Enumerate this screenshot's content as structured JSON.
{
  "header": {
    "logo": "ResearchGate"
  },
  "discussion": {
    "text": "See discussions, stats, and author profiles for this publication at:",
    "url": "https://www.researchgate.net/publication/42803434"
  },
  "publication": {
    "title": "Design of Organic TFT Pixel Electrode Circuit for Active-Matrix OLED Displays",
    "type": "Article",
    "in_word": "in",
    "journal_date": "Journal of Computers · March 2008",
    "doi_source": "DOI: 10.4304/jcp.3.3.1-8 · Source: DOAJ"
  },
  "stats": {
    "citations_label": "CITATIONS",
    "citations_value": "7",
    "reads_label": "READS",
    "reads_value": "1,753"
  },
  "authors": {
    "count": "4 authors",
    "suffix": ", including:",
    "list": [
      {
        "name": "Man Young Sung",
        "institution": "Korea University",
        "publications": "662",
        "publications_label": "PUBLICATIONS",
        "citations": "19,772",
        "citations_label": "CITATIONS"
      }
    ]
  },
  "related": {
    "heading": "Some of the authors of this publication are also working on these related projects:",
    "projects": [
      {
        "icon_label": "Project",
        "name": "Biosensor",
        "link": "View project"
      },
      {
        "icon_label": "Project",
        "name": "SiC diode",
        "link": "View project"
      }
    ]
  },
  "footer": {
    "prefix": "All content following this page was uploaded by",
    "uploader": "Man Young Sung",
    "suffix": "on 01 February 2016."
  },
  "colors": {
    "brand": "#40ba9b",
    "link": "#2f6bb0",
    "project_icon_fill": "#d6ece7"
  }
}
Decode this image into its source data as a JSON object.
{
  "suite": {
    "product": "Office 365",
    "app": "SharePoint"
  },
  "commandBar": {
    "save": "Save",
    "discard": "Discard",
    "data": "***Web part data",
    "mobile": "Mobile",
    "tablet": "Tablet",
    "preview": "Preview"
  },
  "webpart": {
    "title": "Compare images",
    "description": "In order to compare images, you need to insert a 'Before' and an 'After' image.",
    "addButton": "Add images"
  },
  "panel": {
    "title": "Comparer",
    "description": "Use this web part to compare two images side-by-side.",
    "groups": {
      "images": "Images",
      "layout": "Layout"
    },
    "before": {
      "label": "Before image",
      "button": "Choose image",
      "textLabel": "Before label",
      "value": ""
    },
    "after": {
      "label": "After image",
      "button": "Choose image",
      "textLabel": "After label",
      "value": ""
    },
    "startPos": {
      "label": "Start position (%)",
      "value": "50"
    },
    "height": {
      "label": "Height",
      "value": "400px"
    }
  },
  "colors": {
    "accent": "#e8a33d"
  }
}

_What to produce_
Take each line of the material that contains the word "description" and list it.

_Solved exercise_
    "description": "In order to compare images, you need to insert a 'Before' and an 'After' image.",
    "description": "Use this web part to compare two images side-by-side.",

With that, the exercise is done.